● **Instructions to follow**
Find and copy lines holding "swagger".

● **Provided entries**
◆ ◆ ◆ ◆ ◆ ◆ ◆
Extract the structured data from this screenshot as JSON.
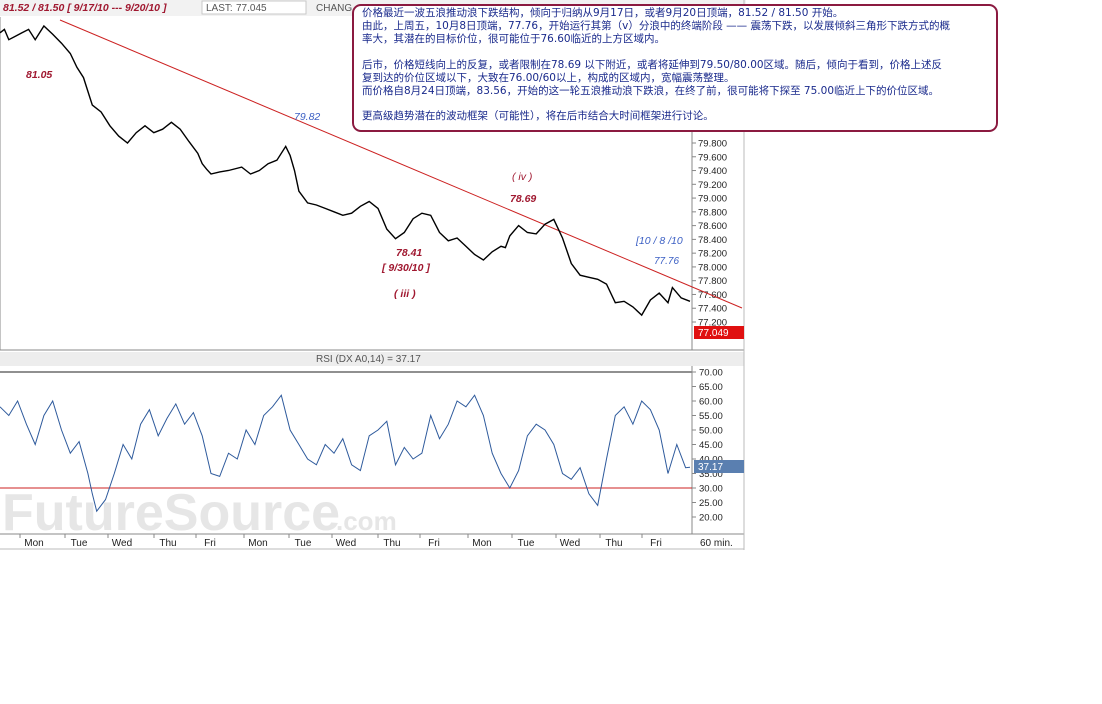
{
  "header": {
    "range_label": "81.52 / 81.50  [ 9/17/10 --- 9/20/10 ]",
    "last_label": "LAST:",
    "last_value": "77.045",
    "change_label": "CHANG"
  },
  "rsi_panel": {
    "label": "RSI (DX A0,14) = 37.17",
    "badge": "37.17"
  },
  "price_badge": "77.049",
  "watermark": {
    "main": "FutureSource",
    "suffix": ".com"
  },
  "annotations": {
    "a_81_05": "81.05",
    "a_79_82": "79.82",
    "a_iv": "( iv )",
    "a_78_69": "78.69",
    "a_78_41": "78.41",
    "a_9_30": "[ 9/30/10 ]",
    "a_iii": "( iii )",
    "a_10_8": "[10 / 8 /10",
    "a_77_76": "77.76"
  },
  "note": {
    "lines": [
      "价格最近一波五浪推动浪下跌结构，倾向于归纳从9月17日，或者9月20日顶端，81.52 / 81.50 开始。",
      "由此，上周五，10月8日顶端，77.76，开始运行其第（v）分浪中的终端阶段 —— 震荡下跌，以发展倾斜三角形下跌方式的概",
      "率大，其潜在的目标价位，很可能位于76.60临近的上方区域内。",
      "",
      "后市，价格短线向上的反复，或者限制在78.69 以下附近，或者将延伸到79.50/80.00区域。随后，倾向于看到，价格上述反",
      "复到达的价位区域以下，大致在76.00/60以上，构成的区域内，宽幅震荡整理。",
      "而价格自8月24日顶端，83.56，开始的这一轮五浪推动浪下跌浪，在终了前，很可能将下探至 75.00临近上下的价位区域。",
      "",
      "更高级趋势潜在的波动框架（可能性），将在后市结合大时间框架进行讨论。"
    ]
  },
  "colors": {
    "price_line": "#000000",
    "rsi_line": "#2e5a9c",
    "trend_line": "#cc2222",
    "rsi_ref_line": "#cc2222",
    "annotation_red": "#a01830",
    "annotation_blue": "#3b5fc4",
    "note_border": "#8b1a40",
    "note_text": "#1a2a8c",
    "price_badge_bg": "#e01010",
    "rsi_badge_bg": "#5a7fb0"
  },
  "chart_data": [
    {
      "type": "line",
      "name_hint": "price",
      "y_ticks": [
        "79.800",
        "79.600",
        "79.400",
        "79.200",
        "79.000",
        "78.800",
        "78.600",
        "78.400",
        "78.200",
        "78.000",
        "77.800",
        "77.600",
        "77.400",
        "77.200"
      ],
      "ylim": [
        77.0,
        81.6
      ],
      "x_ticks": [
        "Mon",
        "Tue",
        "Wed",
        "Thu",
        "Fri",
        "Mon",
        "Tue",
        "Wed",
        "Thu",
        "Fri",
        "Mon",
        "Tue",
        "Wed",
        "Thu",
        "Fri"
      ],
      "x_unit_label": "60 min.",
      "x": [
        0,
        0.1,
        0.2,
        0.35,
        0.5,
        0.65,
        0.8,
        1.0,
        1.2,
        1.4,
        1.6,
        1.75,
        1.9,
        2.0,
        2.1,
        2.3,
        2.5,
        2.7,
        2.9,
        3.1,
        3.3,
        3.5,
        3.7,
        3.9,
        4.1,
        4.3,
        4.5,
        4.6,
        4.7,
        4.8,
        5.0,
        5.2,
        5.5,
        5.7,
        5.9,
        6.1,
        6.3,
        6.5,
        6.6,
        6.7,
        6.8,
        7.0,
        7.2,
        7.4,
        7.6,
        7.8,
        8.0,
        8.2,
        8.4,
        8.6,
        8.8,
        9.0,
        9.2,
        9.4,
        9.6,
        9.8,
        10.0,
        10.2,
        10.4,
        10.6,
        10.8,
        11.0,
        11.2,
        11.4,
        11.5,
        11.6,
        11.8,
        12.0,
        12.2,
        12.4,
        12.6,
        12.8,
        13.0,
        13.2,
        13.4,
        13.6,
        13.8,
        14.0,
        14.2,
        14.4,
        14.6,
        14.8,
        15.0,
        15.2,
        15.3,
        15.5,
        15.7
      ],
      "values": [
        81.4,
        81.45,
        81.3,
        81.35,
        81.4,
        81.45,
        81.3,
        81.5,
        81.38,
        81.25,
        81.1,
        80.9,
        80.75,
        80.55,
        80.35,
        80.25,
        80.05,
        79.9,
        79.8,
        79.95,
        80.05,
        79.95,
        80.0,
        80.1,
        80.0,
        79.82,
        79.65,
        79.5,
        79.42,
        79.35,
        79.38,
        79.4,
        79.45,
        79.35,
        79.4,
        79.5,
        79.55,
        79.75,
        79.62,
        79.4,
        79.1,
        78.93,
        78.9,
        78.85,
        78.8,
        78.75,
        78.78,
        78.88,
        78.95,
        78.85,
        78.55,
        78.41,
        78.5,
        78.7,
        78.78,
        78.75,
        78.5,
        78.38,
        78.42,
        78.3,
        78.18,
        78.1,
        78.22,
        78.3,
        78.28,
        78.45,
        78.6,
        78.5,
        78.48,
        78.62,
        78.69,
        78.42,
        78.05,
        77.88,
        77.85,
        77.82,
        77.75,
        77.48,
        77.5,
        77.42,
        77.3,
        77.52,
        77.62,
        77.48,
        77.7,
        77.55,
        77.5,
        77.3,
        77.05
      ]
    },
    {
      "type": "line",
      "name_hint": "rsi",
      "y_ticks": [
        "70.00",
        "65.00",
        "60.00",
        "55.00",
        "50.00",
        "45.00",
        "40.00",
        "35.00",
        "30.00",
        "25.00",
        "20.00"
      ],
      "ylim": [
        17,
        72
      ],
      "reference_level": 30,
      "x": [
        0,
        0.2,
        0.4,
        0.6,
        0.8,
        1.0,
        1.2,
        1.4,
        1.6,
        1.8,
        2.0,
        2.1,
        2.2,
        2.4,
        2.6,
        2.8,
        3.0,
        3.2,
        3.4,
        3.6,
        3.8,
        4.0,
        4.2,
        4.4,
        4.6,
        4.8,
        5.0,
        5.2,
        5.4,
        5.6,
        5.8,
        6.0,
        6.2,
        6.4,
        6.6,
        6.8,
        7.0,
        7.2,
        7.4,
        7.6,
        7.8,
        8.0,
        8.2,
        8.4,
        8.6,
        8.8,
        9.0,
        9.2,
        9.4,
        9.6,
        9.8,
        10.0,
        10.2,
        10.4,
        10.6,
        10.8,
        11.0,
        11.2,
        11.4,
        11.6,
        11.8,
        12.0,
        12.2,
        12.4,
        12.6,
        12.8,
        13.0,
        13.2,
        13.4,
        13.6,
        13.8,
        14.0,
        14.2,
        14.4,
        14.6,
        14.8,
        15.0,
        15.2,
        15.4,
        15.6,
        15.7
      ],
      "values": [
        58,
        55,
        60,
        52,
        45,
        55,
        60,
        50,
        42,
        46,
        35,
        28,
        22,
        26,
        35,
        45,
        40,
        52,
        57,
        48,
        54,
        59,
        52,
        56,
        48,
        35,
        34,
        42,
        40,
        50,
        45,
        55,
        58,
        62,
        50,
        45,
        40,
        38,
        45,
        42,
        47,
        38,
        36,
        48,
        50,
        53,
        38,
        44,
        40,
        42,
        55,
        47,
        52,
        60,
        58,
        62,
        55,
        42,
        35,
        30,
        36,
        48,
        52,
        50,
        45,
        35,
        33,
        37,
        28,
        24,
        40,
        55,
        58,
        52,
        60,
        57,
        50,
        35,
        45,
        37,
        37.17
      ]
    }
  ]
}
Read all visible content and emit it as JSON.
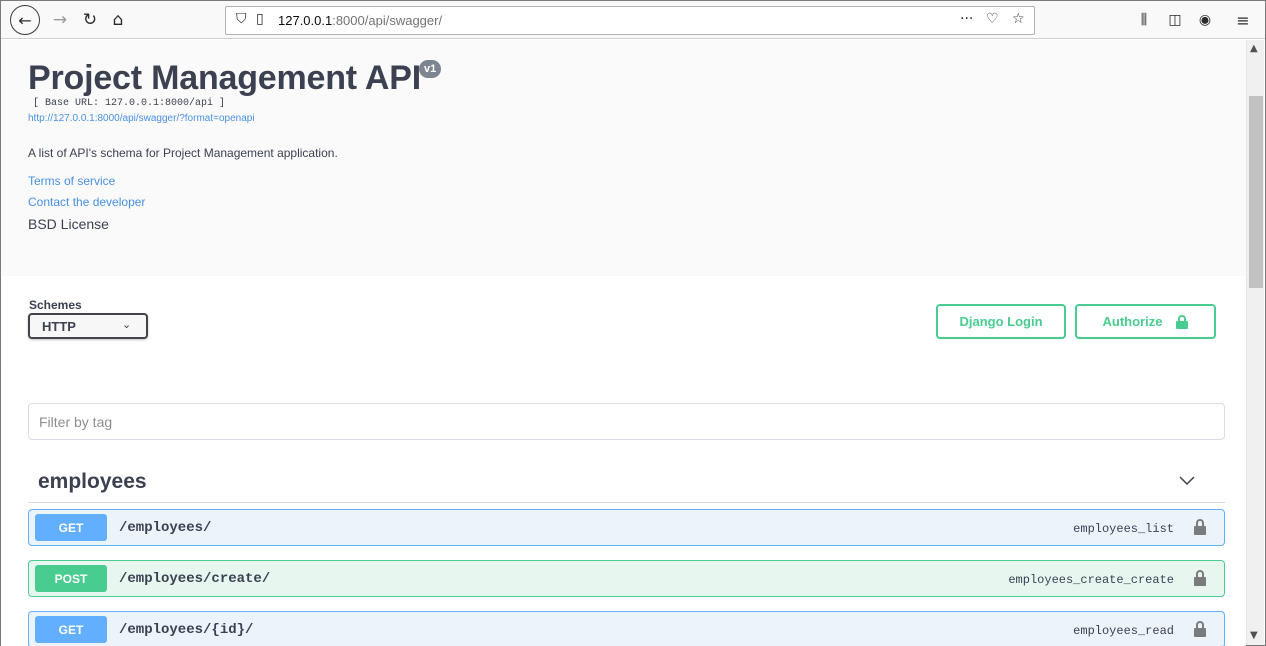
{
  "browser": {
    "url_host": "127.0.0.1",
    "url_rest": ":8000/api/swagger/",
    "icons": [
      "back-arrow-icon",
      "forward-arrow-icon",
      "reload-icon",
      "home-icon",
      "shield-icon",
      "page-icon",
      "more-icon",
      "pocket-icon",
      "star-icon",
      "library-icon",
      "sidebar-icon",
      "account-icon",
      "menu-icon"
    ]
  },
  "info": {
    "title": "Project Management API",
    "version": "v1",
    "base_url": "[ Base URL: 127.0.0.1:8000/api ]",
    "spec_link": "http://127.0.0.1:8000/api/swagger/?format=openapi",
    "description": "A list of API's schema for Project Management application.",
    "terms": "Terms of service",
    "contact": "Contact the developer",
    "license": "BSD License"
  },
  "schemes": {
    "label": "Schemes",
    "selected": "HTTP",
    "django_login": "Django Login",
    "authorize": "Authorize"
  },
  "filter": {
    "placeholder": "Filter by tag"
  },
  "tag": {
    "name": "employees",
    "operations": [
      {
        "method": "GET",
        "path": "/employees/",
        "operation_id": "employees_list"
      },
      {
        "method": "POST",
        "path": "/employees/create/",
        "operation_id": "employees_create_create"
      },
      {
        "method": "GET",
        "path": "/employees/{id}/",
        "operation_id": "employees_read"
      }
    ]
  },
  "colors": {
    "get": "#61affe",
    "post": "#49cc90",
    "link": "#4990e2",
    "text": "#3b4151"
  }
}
◆ ◆ ◆ ◆ ◆ ◆ ◆
● **Solution to this task**
    "url_rest": ":8000/api/swagger/",
    "spec_link": "http://127.0.0.1:8000/api/swagger/?format=openapi",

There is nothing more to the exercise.